[Collected data]
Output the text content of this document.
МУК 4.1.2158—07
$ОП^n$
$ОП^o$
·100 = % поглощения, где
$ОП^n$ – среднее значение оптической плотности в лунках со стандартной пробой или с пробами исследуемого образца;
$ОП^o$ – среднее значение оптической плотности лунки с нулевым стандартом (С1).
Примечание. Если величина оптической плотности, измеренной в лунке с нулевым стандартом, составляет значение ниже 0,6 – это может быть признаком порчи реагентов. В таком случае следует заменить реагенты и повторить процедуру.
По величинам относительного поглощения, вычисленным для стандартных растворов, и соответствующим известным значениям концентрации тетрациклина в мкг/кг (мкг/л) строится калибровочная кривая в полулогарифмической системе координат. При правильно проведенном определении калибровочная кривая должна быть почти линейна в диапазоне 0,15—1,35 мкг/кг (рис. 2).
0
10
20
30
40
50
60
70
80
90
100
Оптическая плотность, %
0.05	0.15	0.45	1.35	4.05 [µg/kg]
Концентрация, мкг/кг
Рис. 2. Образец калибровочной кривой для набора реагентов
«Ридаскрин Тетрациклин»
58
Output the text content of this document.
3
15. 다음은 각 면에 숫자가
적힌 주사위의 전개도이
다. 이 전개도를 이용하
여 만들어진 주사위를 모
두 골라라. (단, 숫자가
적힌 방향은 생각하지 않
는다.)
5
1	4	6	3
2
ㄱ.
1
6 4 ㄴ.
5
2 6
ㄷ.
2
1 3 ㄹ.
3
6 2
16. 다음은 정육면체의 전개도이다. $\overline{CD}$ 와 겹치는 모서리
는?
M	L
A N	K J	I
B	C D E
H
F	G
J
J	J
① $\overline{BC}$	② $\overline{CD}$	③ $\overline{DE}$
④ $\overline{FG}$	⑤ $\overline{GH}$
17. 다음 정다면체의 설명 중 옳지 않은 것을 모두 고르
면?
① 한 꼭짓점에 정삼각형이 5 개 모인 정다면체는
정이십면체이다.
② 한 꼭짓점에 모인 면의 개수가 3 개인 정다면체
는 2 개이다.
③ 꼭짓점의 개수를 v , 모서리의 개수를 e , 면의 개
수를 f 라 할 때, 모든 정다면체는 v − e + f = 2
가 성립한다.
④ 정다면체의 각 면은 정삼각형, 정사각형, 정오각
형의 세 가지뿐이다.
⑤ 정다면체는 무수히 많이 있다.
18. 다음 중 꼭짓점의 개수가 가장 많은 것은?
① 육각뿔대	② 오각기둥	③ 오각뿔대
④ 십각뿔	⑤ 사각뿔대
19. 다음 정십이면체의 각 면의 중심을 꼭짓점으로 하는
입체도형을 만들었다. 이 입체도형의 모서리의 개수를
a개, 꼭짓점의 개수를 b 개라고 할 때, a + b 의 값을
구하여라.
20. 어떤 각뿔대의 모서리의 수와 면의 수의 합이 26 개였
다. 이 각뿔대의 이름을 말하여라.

● **Prompt**
Write an exact transcription of every entry above.

● **Finished task**
Output the text content of this document.
МУК 4.1.2158—07
$ОП^n$
$ОП^o$
·100 = % поглощения, где
$ОП^n$ – среднее значение оптической плотности в лунках со стандартной пробой или с пробами исследуемого образца;
$ОП^o$ – среднее значение оптической плотности лунки с нулевым стандартом (С1).
Примечание. Если величина оптической плотности, измеренной в лунке с нулевым стандартом, составляет значение ниже 0,6 – это может быть признаком порчи реагентов. В таком случае следует заменить реагенты и повторить процедуру.
По величинам относительного поглощения, вычисленным для стандартных растворов, и соответствующим известным значениям концентрации тетрациклина в мкг/кг (мкг/л) строится калибровочная кривая в полулогарифмической системе координат. При правильно проведенном определении калибровочная кривая должна быть почти линейна в диапазоне 0,15—1,35 мкг/кг (рис. 2).
0
10
20
30
40
50
60
70
80
90
100
Оптическая плотность, %
0.05	0.15	0.45	1.35	4.05 [µg/kg]
Концентрация, мкг/кг
Рис. 2. Образец калибровочной кривой для набора реагентов
«Ридаскрин Тетрациклин»
58
Output the text content of this document.
3
15. 다음은 각 면에 숫자가
적힌 주사위의 전개도이
다. 이 전개도를 이용하
여 만들어진 주사위를 모
두 골라라. (단, 숫자가
적힌 방향은 생각하지 않
는다.)
5
1	4	6	3
2
ㄱ.
1
6 4 ㄴ.
5
2 6
ㄷ.
2
1 3 ㄹ.
3
6 2
16. 다음은 정육면체의 전개도이다. $\overline{CD}$ 와 겹치는 모서리
는?
M	L
A N	K J	I
B	C D E
H
F	G
J
J	J
① $\overline{BC}$	② $\overline{CD}$	③ $\overline{DE}$
④ $\overline{FG}$	⑤ $\overline{GH}$
17. 다음 정다면체의 설명 중 옳지 않은 것을 모두 고르
면?
① 한 꼭짓점에 정삼각형이 5 개 모인 정다면체는
정이십면체이다.
② 한 꼭짓점에 모인 면의 개수가 3 개인 정다면체
는 2 개이다.
③ 꼭짓점의 개수를 v , 모서리의 개수를 e , 면의 개
수를 f 라 할 때, 모든 정다면체는 v − e + f = 2
가 성립한다.
④ 정다면체의 각 면은 정삼각형, 정사각형, 정오각
형의 세 가지뿐이다.
⑤ 정다면체는 무수히 많이 있다.
18. 다음 중 꼭짓점의 개수가 가장 많은 것은?
① 육각뿔대	② 오각기둥	③ 오각뿔대
④ 십각뿔	⑤ 사각뿔대
19. 다음 정십이면체의 각 면의 중심을 꼭짓점으로 하는
입체도형을 만들었다. 이 입체도형의 모서리의 개수를
a개, 꼭짓점의 개수를 b 개라고 할 때, a + b 의 값을
구하여라.
20. 어떤 각뿔대의 모서리의 수와 면의 수의 합이 26 개였
다. 이 각뿔대의 이름을 말하여라.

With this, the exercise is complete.